___ ROWS

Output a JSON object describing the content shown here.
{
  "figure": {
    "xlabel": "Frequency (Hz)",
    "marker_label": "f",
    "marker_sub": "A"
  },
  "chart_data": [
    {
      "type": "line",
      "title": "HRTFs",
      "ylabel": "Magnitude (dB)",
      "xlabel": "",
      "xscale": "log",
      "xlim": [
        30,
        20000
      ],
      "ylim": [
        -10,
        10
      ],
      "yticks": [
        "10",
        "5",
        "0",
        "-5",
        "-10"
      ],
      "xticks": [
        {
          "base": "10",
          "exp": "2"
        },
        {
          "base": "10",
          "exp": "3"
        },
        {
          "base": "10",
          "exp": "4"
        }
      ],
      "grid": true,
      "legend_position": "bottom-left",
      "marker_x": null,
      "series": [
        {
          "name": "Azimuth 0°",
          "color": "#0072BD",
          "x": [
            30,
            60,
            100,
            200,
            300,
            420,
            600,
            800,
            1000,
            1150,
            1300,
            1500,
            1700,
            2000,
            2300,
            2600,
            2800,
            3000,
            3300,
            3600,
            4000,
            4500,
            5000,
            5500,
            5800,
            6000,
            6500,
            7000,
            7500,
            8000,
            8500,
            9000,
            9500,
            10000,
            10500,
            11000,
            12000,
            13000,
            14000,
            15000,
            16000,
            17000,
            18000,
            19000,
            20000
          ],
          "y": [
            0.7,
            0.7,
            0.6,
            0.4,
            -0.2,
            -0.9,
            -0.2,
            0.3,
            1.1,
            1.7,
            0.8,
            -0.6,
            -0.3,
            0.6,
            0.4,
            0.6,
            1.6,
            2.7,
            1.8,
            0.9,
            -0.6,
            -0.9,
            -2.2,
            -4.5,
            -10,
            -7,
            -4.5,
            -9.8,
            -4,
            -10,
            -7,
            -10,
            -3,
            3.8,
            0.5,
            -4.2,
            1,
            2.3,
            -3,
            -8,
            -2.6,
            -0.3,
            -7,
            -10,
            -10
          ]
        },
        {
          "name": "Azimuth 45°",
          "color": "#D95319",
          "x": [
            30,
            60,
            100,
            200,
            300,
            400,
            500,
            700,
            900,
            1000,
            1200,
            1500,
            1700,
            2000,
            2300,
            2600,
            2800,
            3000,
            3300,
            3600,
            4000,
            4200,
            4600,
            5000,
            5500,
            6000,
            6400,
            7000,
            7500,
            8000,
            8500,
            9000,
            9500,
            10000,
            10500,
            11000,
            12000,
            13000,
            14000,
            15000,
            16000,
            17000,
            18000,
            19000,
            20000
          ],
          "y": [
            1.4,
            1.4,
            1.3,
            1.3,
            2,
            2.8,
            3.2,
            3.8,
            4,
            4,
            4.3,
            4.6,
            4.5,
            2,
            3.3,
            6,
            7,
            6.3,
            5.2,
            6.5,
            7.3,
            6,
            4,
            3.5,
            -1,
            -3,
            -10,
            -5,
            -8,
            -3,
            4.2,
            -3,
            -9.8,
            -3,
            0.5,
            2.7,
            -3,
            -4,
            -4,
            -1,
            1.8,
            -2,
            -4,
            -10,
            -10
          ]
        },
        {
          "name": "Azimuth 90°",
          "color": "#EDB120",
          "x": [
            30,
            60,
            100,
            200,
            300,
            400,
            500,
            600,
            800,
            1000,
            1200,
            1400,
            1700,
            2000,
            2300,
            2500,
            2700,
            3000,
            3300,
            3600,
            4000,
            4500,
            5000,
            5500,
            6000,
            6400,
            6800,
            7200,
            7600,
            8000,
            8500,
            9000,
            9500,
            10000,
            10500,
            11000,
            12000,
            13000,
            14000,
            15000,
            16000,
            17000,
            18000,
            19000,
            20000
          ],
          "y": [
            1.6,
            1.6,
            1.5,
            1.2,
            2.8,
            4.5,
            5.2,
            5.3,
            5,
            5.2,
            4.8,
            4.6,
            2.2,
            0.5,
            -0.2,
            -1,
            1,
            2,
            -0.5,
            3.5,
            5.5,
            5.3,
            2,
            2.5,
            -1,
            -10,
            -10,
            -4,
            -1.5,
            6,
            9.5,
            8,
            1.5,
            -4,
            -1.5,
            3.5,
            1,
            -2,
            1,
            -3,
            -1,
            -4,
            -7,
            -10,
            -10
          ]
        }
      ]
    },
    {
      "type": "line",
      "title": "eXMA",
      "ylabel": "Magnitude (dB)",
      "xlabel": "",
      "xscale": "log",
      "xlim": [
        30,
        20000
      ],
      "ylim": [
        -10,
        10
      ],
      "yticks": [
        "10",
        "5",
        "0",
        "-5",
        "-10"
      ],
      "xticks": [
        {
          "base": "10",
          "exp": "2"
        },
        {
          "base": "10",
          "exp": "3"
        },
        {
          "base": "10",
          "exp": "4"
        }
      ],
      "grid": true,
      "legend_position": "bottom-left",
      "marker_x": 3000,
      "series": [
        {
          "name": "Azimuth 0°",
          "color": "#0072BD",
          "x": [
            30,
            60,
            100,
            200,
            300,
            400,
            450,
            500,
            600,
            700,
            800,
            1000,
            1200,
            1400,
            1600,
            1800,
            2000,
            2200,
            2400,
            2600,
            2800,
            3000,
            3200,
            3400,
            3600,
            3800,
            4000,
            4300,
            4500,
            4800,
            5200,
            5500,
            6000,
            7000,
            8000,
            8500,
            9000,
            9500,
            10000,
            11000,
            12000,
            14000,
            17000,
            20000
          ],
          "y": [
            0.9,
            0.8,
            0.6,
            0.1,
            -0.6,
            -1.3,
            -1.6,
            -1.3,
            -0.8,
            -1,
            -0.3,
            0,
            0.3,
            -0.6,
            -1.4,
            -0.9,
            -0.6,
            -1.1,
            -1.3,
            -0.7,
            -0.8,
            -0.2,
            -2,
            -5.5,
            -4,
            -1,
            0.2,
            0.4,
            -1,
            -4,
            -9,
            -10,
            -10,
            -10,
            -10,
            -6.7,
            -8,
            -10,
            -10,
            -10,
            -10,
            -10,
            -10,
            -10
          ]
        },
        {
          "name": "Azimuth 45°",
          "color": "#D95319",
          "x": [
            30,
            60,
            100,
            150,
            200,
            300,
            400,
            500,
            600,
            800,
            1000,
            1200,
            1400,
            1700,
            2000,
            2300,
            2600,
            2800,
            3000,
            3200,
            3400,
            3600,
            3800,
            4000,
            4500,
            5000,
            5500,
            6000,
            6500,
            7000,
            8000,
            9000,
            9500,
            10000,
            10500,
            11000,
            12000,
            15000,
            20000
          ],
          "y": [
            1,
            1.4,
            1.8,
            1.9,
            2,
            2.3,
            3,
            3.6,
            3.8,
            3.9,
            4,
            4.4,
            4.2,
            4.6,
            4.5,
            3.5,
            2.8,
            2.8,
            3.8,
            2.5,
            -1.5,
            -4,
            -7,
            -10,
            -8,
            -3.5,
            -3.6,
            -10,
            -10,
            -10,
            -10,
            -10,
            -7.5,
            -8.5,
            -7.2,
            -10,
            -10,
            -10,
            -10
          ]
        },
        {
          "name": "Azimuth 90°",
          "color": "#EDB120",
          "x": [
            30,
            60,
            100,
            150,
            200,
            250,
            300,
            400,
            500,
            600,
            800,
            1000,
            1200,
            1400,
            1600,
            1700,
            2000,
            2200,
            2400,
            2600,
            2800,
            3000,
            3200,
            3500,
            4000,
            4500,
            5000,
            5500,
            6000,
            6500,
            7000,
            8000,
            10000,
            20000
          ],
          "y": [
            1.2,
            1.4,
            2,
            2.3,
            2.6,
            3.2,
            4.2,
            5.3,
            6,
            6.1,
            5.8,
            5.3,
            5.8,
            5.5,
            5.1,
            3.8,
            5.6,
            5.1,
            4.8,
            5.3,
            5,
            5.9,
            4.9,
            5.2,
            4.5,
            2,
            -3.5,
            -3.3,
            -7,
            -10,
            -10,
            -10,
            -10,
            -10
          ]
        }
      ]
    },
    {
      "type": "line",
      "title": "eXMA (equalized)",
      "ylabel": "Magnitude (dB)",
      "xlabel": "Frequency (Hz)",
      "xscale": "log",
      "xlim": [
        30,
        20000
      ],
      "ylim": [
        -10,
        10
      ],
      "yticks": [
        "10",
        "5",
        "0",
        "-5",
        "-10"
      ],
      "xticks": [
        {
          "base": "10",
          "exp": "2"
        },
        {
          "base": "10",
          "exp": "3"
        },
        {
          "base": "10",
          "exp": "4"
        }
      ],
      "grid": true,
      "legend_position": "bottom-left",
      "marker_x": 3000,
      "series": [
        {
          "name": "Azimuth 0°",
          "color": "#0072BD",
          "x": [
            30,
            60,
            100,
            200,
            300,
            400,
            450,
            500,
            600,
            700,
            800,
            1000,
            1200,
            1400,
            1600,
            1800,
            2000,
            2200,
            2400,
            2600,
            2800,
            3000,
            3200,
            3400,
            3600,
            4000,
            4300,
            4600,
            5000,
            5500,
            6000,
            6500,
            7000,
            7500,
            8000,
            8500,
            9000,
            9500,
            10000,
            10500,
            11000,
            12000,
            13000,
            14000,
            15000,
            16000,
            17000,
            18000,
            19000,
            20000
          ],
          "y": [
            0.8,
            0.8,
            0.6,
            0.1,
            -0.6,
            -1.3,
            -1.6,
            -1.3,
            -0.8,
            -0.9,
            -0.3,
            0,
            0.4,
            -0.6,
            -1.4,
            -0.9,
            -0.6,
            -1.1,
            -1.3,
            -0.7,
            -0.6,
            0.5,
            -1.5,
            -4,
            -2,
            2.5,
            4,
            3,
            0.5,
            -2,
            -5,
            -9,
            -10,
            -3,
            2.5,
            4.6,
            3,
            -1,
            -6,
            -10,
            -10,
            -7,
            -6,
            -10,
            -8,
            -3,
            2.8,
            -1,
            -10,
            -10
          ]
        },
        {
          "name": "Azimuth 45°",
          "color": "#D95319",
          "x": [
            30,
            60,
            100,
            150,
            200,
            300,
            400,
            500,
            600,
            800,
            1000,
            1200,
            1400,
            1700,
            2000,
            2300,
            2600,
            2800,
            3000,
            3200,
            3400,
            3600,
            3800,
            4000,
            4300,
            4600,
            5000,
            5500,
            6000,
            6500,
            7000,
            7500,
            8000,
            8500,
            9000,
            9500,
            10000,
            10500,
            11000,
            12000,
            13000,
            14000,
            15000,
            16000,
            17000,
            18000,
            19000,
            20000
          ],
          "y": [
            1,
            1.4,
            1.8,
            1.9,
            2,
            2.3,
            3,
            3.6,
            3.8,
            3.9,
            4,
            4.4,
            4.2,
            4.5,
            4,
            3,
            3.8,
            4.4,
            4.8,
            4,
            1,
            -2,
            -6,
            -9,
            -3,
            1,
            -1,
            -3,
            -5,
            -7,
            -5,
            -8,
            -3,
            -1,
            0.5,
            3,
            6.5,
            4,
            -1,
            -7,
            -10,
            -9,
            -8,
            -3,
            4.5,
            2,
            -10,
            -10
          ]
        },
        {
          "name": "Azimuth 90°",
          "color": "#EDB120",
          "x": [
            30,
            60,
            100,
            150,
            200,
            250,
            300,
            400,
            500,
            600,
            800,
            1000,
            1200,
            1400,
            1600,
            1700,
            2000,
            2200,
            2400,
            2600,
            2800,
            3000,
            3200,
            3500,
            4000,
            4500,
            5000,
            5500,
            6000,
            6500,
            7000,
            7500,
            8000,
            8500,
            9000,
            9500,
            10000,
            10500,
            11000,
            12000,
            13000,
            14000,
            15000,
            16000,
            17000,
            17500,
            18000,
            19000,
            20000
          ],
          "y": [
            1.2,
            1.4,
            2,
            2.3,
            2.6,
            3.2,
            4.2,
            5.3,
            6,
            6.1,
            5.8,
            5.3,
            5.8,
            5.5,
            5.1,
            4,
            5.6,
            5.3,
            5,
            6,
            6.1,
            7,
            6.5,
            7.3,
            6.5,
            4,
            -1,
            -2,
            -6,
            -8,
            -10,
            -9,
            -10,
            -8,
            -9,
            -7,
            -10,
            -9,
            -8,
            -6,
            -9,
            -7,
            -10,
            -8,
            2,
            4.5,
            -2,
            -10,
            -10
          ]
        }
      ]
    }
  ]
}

______

## SHORT EXERCISE:
Write out every line from the entries where "Frequency" appears.

## RESULT FOR THIS EXERCISE:
    "xlabel": "Frequency (Hz)",
      "xlabel": "Frequency (Hz)",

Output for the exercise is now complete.